--- Start DATA EXCERPTS ---

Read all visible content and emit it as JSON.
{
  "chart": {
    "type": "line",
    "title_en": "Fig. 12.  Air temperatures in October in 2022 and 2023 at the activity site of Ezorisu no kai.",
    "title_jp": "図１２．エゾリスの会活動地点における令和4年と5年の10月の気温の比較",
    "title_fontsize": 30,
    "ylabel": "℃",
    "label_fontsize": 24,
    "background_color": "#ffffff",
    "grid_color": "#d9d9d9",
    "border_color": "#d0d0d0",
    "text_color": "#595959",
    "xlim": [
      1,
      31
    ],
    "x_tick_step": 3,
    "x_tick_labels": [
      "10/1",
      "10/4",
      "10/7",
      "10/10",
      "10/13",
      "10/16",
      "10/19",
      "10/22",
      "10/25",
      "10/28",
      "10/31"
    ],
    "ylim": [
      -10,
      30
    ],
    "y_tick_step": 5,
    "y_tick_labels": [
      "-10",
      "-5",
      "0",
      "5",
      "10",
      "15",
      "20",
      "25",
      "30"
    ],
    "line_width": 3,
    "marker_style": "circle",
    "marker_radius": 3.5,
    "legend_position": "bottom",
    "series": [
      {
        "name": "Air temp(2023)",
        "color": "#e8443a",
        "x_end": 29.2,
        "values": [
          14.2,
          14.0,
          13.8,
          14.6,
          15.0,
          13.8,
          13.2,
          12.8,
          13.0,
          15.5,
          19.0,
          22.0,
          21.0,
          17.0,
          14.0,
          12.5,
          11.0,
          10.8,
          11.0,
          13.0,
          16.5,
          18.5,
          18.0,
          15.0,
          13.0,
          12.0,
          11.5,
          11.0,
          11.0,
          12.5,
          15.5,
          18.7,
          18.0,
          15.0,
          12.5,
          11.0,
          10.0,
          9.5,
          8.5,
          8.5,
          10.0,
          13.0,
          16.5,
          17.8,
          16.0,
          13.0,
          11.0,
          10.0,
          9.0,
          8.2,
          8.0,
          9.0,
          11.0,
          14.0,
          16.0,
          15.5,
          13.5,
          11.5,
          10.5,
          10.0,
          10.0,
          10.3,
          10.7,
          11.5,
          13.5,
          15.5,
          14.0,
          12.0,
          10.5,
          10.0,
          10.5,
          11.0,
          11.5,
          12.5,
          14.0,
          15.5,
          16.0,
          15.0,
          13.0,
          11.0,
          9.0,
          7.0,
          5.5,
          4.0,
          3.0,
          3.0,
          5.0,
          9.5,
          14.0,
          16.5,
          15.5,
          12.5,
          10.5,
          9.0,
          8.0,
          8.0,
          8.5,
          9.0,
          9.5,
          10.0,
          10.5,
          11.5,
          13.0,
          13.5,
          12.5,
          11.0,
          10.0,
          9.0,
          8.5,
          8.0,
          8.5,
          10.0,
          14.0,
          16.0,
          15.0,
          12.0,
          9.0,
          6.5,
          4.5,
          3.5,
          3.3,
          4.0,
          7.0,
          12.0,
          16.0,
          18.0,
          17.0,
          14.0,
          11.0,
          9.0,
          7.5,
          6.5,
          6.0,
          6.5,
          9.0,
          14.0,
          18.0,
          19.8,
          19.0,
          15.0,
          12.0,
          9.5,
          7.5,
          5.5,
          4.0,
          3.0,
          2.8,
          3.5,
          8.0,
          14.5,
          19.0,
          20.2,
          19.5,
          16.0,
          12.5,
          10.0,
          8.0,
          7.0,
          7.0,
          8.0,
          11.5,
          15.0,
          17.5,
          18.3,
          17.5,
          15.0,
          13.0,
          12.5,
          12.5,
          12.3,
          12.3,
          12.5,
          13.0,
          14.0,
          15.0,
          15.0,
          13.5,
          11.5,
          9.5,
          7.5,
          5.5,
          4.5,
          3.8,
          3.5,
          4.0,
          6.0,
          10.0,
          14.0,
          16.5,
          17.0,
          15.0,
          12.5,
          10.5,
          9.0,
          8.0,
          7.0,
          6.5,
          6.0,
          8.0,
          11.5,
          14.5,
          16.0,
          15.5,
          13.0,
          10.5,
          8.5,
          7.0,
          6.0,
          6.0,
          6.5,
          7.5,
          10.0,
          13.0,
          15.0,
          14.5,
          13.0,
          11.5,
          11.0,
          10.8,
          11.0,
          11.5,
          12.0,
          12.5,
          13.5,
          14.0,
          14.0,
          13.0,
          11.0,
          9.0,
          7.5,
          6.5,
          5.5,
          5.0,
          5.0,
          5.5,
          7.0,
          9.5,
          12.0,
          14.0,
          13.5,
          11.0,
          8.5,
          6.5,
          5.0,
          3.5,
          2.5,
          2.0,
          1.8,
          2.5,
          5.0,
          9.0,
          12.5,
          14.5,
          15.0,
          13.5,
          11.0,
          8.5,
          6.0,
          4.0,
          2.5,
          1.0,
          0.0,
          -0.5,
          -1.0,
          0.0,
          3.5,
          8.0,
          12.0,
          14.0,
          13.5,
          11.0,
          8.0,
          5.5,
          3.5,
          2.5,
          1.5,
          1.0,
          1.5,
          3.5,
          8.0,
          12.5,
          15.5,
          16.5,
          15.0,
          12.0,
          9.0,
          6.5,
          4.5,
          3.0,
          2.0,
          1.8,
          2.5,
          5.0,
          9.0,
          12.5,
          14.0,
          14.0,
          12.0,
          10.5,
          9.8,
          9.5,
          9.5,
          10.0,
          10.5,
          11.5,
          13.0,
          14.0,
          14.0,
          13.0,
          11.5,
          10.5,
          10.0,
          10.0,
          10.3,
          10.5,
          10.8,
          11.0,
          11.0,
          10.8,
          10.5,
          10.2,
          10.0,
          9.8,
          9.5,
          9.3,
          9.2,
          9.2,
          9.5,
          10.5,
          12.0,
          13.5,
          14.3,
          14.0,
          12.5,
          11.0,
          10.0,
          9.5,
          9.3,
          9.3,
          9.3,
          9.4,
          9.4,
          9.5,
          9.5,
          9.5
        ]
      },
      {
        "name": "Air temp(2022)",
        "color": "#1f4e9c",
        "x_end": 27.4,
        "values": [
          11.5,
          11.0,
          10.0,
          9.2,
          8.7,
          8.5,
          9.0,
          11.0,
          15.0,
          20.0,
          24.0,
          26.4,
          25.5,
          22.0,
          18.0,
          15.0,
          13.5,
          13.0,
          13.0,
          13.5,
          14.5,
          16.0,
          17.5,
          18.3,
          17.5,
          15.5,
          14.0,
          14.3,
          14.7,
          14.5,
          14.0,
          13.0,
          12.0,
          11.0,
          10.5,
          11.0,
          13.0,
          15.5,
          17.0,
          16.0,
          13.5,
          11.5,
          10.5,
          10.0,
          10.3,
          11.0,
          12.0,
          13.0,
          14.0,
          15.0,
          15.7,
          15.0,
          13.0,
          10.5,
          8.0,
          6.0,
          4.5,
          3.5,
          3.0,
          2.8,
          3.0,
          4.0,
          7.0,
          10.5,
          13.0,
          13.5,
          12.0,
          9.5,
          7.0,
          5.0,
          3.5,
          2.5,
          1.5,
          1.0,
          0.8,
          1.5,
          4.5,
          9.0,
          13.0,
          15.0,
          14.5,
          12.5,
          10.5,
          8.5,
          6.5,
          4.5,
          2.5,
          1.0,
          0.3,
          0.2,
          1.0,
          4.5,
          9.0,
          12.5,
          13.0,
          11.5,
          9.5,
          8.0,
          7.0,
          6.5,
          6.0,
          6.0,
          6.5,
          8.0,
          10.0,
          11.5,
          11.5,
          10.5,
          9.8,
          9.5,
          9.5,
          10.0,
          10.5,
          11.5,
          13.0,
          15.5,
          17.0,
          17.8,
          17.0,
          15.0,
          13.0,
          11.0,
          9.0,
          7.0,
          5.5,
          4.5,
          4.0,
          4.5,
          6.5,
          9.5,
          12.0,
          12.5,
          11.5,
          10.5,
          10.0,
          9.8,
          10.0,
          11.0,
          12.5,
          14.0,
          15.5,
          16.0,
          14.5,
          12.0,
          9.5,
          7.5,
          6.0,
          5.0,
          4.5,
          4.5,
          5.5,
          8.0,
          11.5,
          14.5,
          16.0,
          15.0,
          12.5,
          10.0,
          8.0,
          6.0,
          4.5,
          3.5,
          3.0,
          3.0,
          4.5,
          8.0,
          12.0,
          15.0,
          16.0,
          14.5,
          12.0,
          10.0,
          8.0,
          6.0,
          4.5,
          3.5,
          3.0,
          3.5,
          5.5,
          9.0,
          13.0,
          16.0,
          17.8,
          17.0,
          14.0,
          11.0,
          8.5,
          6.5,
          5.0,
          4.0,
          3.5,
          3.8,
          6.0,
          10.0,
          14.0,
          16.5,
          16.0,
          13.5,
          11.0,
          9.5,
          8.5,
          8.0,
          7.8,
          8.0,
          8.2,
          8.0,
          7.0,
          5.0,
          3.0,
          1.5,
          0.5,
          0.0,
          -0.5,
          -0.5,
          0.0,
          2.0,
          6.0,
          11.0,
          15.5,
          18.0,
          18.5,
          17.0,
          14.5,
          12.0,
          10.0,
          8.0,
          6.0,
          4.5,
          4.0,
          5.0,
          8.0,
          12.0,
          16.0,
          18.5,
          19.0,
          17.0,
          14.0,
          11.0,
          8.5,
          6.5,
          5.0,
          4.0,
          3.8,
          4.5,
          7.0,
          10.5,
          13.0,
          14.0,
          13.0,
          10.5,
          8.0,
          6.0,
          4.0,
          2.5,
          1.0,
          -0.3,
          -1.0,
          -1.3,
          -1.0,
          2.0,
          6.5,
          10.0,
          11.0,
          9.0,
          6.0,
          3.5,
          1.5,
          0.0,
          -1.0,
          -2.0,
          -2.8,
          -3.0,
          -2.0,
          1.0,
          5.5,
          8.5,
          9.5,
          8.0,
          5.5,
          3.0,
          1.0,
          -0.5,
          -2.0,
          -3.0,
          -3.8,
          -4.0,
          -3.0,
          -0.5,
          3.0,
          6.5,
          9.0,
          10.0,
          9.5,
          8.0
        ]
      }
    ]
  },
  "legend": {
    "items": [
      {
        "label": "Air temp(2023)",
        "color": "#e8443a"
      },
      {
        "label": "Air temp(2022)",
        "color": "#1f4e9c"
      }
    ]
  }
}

--- End DATA EXCERPTS ---

EXERCISE INSTRUCTIONS |
Find how many lines in the listing contain the word "name" and give that count alone.

FULL SOLUTION |
2